## [Given entries]
◆ ◆ ◆ ◆
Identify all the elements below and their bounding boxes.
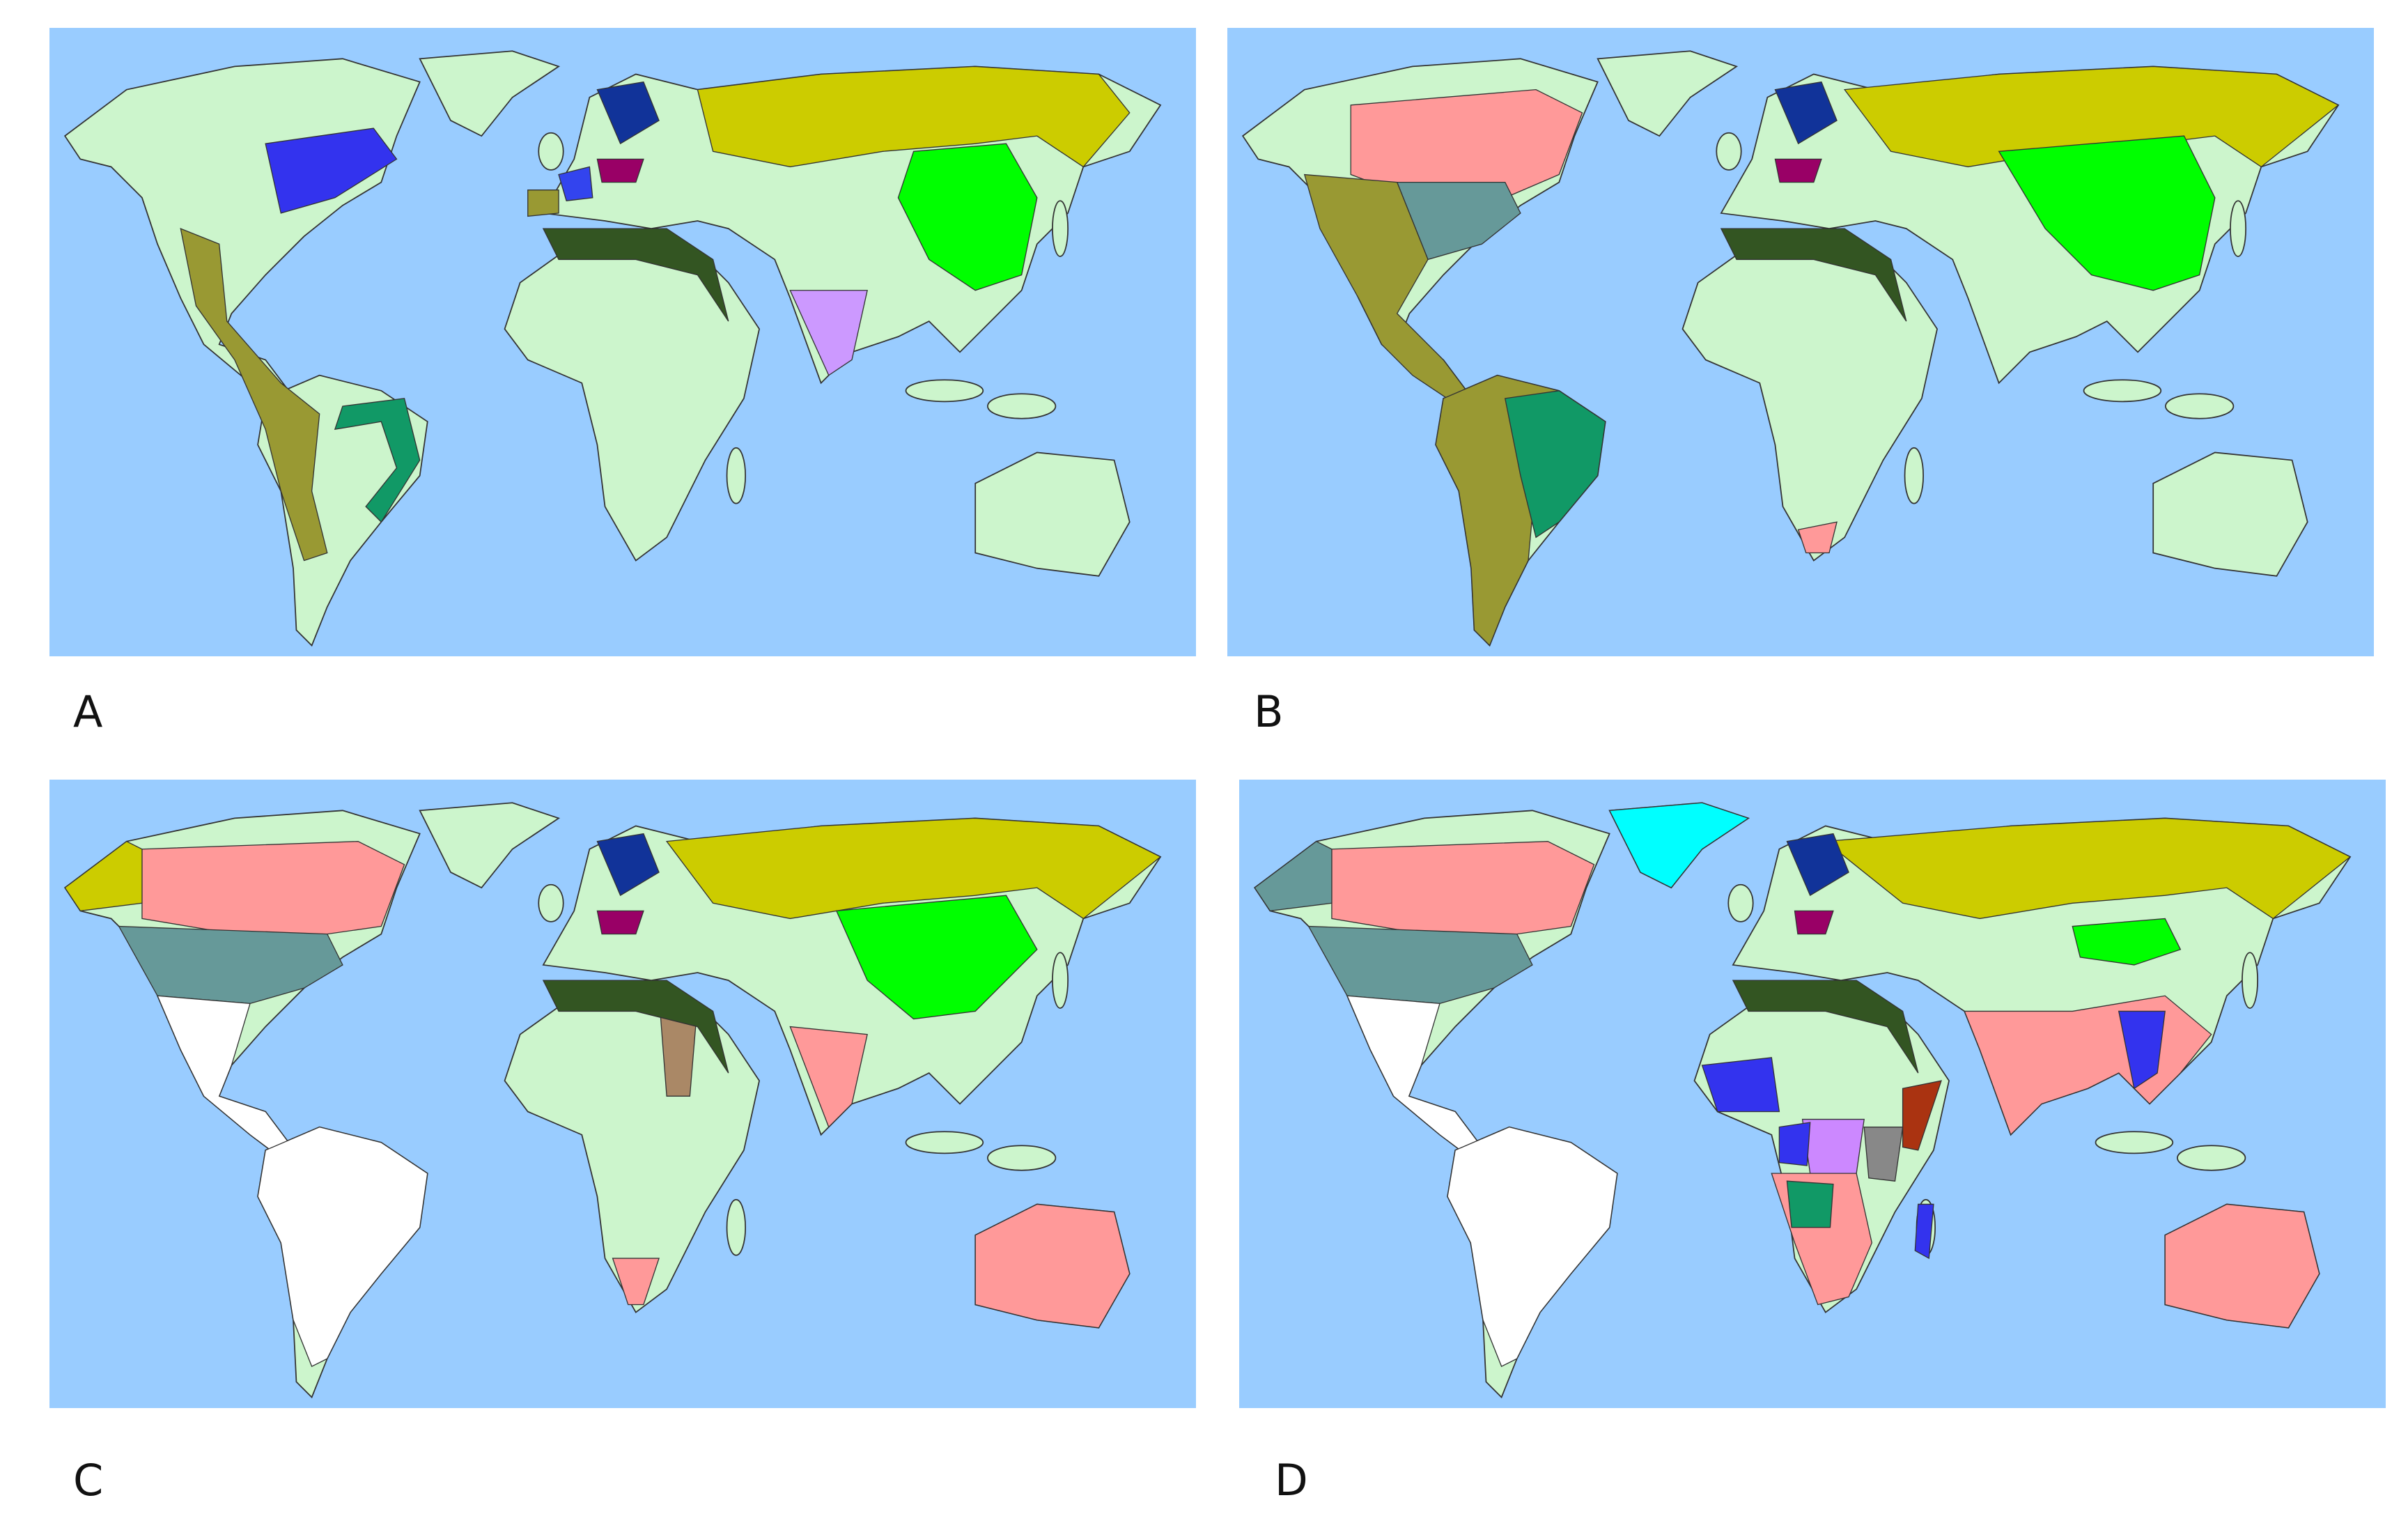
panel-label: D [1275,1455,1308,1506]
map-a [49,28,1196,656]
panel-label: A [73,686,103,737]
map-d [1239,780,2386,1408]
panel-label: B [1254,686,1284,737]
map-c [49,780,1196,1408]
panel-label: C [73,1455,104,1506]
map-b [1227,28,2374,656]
◆ ◆ ◆ ◆
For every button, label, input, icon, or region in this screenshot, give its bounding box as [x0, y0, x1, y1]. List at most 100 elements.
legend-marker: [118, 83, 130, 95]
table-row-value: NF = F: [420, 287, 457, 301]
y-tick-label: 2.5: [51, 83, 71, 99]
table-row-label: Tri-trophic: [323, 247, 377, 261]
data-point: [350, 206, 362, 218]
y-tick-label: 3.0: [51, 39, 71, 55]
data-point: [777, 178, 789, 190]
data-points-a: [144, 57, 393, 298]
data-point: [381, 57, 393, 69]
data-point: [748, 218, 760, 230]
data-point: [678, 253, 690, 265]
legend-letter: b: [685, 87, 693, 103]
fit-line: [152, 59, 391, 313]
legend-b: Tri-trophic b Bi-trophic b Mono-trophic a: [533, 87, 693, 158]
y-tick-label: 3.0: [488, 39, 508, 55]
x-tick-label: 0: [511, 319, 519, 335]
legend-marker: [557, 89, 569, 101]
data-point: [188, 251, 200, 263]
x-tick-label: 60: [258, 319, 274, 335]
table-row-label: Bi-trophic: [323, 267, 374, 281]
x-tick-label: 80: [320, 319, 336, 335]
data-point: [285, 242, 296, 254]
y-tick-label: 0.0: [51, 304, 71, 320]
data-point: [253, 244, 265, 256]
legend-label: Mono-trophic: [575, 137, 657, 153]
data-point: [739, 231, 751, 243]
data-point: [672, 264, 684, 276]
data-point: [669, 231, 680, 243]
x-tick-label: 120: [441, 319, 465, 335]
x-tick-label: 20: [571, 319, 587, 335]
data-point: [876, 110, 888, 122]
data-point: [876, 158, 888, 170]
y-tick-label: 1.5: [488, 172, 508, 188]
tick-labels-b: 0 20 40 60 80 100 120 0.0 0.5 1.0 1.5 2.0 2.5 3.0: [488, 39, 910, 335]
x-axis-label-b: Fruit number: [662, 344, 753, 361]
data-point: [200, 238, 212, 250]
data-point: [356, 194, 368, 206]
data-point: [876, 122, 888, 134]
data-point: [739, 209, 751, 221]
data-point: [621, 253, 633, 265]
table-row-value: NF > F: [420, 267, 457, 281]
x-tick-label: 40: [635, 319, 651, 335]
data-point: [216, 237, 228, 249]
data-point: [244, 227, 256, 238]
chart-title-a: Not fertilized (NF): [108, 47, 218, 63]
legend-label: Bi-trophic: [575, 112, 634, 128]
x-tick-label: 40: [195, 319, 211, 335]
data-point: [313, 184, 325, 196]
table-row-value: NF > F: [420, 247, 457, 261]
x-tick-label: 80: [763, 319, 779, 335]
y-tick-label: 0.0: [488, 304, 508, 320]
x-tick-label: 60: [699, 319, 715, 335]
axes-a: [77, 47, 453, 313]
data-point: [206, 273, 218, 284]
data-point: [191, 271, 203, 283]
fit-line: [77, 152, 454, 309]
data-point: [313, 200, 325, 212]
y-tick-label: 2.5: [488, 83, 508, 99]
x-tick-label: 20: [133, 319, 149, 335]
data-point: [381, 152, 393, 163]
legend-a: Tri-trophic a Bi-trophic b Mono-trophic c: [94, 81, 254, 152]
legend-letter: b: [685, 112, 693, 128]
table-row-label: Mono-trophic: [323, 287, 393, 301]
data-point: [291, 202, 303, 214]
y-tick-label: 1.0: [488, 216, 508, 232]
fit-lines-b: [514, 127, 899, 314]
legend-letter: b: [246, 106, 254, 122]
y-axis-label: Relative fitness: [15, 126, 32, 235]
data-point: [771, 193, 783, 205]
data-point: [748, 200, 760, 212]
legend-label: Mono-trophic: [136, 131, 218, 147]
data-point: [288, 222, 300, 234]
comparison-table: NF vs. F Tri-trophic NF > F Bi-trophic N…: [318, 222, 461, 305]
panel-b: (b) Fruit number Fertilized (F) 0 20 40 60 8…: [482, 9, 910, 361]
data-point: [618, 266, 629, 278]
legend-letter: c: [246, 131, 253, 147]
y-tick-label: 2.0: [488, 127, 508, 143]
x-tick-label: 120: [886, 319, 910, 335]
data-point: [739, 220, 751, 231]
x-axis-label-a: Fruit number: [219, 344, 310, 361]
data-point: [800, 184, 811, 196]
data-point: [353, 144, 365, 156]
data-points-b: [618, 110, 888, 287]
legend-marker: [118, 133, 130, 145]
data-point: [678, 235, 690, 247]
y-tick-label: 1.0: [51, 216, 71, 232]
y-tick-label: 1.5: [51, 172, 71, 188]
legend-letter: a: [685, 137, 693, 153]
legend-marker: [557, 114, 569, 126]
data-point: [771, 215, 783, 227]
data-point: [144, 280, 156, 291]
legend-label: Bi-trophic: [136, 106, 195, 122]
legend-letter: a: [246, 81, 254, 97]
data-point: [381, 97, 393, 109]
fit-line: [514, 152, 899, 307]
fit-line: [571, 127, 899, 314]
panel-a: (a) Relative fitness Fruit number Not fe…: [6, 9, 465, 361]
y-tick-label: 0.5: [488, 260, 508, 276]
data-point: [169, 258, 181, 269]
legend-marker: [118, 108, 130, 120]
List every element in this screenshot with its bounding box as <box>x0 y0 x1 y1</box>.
◆ ◆ ◆ ◆
## [Exercise objective]
Set down the lines again exactly as they stand, beginning at the line that contains "For every button, label, input, icon, or" and stopping after the line that contains "table-row-label: Tri-trophic: [323, 247, 377, 261]".

## [Response]
For every button, label, input, icon, or region in this screenshot, give its bounding box as [x0, y0, x1, y1]. List at most 100 elements.
legend-marker: [118, 83, 130, 95]
table-row-value: NF = F: [420, 287, 457, 301]
y-tick-label: 2.5: [51, 83, 71, 99]
table-row-label: Tri-trophic: [323, 247, 377, 261]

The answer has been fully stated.